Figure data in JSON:
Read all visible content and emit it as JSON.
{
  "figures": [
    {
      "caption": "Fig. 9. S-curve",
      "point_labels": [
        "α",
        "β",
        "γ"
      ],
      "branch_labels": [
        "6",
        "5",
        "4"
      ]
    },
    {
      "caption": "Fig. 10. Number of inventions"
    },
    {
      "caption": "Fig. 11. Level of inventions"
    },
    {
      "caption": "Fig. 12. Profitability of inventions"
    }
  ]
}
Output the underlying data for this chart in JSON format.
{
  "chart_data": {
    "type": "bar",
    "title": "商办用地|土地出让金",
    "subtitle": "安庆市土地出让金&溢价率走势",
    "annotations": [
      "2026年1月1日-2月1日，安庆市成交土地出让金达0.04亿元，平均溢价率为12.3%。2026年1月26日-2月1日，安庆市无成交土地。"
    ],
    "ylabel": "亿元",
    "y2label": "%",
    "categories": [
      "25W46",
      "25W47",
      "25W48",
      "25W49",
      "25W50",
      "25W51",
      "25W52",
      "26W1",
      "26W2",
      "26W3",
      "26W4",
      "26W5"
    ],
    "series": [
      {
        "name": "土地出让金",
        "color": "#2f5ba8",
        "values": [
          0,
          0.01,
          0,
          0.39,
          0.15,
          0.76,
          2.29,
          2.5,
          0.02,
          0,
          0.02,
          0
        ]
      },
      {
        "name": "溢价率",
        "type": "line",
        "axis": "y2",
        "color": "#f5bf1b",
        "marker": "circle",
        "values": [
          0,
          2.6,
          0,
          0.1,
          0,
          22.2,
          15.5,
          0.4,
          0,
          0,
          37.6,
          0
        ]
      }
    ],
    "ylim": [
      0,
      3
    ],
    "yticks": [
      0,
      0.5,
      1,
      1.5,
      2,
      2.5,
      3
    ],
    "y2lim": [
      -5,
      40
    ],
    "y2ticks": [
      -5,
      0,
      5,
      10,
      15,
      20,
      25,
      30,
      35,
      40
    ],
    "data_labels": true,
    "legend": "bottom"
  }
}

Stated task: Copy all lines from the material that include "inventions".

In response:
      "caption": "Fig. 10. Number of inventions"
      "caption": "Fig. 11. Level of inventions"
      "caption": "Fig. 12. Profitability of inventions"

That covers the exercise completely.